*** Given entries
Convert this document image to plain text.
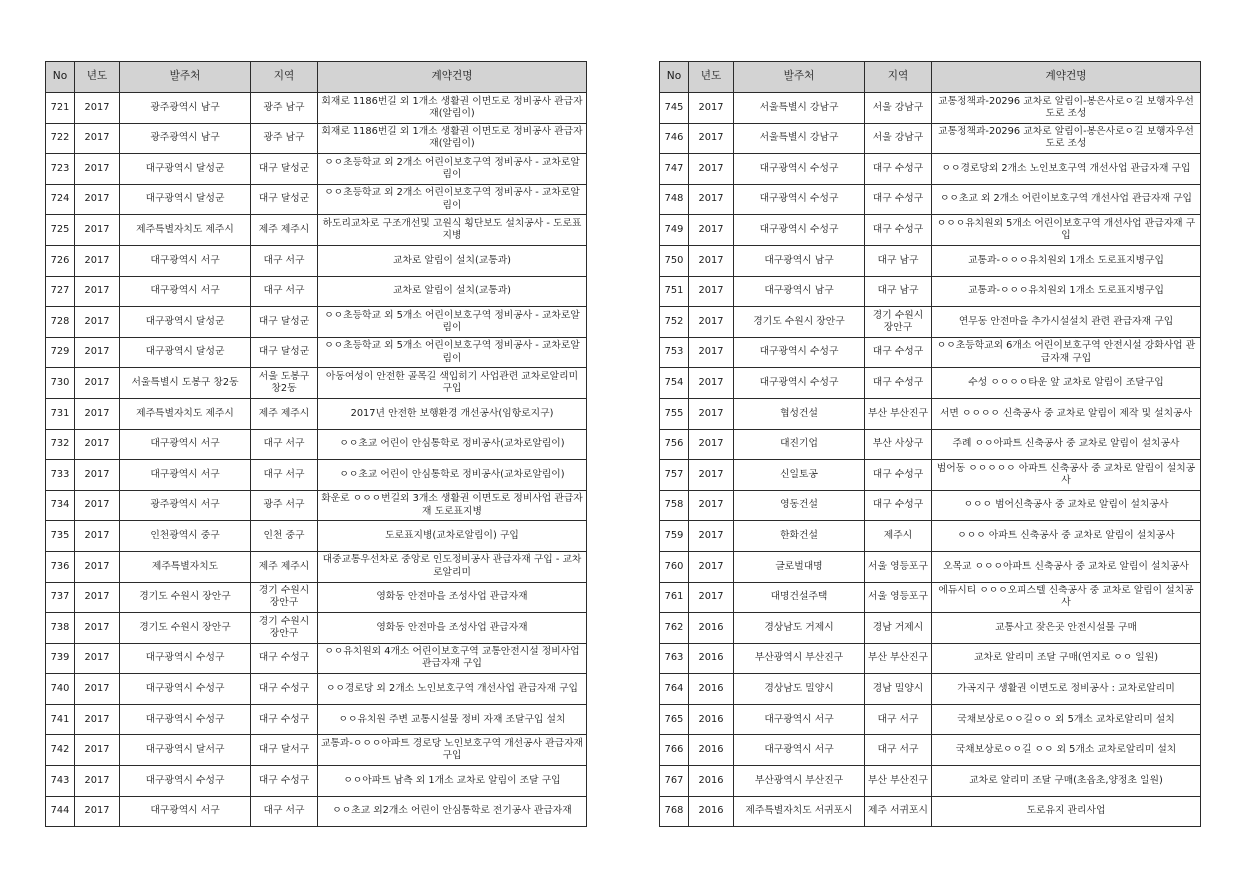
No	년도	발주처	지역	계약건명
721	2017	광주광역시 남구	광주 남구	회재로 1186번길 외 1개소 생활권 이면도로 정비공사 관급자재(알림이)
722	2017	광주광역시 남구	광주 남구	회재로 1186번길 외 1개소 생활권 이면도로 정비공사 관급자재(알림이)
723	2017	대구광역시 달성군	대구 달성군	ㅇㅇ초등학교 외 2개소 어린이보호구역 정비공사 - 교차로알림이
724	2017	대구광역시 달성군	대구 달성군	ㅇㅇ초등학교 외 2개소 어린이보호구역 정비공사 - 교차로알림이
725	2017	제주특별자치도 제주시	제주 제주시	하도리교차로 구조개선및 고원식 횡단보도 설치공사 - 도로표지병
726	2017	대구광역시 서구	대구 서구	교차로 알림이 설치(교통과)
727	2017	대구광역시 서구	대구 서구	교차로 알림이 설치(교통과)
728	2017	대구광역시 달성군	대구 달성군	ㅇㅇ초등학교 외 5개소 어린이보호구역 정비공사 - 교차로알림이
729	2017	대구광역시 달성군	대구 달성군	ㅇㅇ초등학교 외 5개소 어린이보호구역 정비공사 - 교차로알림이
730	2017	서울특별시 도봉구 창2동	서울 도봉구 창2동	아동여성이 안전한 골목길 색입히기 사업관련 교차로알리미 구입
731	2017	제주특별자치도 제주시	제주 제주시	2017년 안전한 보행환경 개선공사(임항로지구)
732	2017	대구광역시 서구	대구 서구	ㅇㅇ초교 어린이 안심통학로 정비공사(교차로알림이)
733	2017	대구광역시 서구	대구 서구	ㅇㅇ초교 어린이 안심통학로 정비공사(교차로알림이)
734	2017	광주광역시 서구	광주 서구	화운로 ㅇㅇㅇ번길외 3개소 생활권 이면도로 정비사업 관급자재 도로표지병
735	2017	인천광역시 중구	인천 중구	도로표지병(교차로알림이) 구입
736	2017	제주특별자치도	제주 제주시	대중교통우선차로 중앙로 인도정비공사 관급자재 구입 - 교차로알리미
737	2017	경기도 수원시 장안구	경기 수원시 장안구	영화동 안전마을 조성사업 관급자재
738	2017	경기도 수원시 장안구	경기 수원시 장안구	영화동 안전마을 조성사업 관급자재
739	2017	대구광역시 수성구	대구 수성구	ㅇㅇ유치원외 4개소 어린이보호구역 교통안전시설 정비사업 관급자재 구입
740	2017	대구광역시 수성구	대구 수성구	ㅇㅇ경로당 외 2개소 노인보호구역 개선사업 관급자재 구입
741	2017	대구광역시 수성구	대구 수성구	ㅇㅇ유치원 주변 교통시설물 정비 자재 조달구입 설치
742	2017	대구광역시 달서구	대구 달서구	교통과-ㅇㅇㅇ아파트 경로당 노인보호구역 개선공사 관급자재 구입
743	2017	대구광역시 수성구	대구 수성구	ㅇㅇ아파트 남측 외 1개소 교차로 알림이 조달 구입
744	2017	대구광역시 서구	대구 서구	ㅇㅇ초교 외2개소 어린이 안심통학로 전기공사 관급자재
No	년도	발주처	지역	계약건명
745	2017	서울특별시 강남구	서울 강남구	교통정책과-20296 교차로 알림이-봉은사로ㅇ길 보행자우선도로 조성
746	2017	서울특별시 강남구	서울 강남구	교통정책과-20296 교차로 알림이-봉은사로ㅇ길 보행자우선도로 조성
747	2017	대구광역시 수성구	대구 수성구	ㅇㅇ경로당외 2개소 노인보호구역 개선사업 관급자재 구입
748	2017	대구광역시 수성구	대구 수성구	ㅇㅇ초교 외 2개소 어린이보호구역 개선사업 관급자재 구입
749	2017	대구광역시 수성구	대구 수성구	ㅇㅇㅇ유치원외 5개소 어린이보호구역 개선사업 관급자재 구입
750	2017	대구광역시 남구	대구 남구	교통과-ㅇㅇㅇ유치원외 1개소 도로표지병구입
751	2017	대구광역시 남구	대구 남구	교통과-ㅇㅇㅇ유치원외 1개소 도로표지병구입
752	2017	경기도 수원시 장안구	경기 수원시 장안구	연무동 안전마을 추가시설설치 관련 관급자재 구입
753	2017	대구광역시 수성구	대구 수성구	ㅇㅇ초등학교외 6개소 어린이보호구역 안전시설 강화사업 관급자재 구입
754	2017	대구광역시 수성구	대구 수성구	수성 ㅇㅇㅇㅇ타운 앞 교차로 알림이 조달구입
755	2017	협성건설	부산 부산진구	서면 ㅇㅇㅇㅇ 신축공사 중 교차로 알림이 제작 및 설치공사
756	2017	대진기업	부산 사상구	주례 ㅇㅇ아파트 신축공사 중 교차로 알림이 설치공사
757	2017	신일토공	대구 수성구	범어동 ㅇㅇㅇㅇㅇ 아파트 신축공사 중 교차로 알림이 설치공사
758	2017	영동건설	대구 수성구	ㅇㅇㅇ 범어신축공사 중 교차로 알림이 설치공사
759	2017	한화건설	제주시	ㅇㅇㅇ 아파트 신축공사 중 교차로 알림이 설치공사
760	2017	글로벌대명	서울 영등포구	오목교 ㅇㅇㅇ아파트 신축공사 중 교차로 알림이 설치공사
761	2017	대명건설주택	서울 영등포구	에듀시티 ㅇㅇㅇ오피스텔 신축공사 중 교차로 알림이 설치공사
762	2016	경상남도 거제시	경남 거제시	교통사고 잦은곳 안전시설물 구매
763	2016	부산광역시 부산진구	부산 부산진구	교차로 알리미 조달 구매(연지로 ㅇㅇ 일원)
764	2016	경상남도 밀양시	경남 밀양시	가곡지구 생활권 이면도로 정비공사 : 교차로알리미
765	2016	대구광역시 서구	대구 서구	국채보상로ㅇㅇ길ㅇㅇ 외 5개소 교차로알리미 설치
766	2016	대구광역시 서구	대구 서구	국채보상로ㅇㅇ길 ㅇㅇ 외 5개소 교차로알리미 설치
767	2016	부산광역시 부산진구	부산 부산진구	교차로 알리미 조달 구매(초읍초,양정초 일원)
768	2016	제주특별자치도 서귀포시	제주 서귀포시	도로유지 관리사업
******
Look through the records above and report how many lines hold the word "교통정책과", giving only the number.

2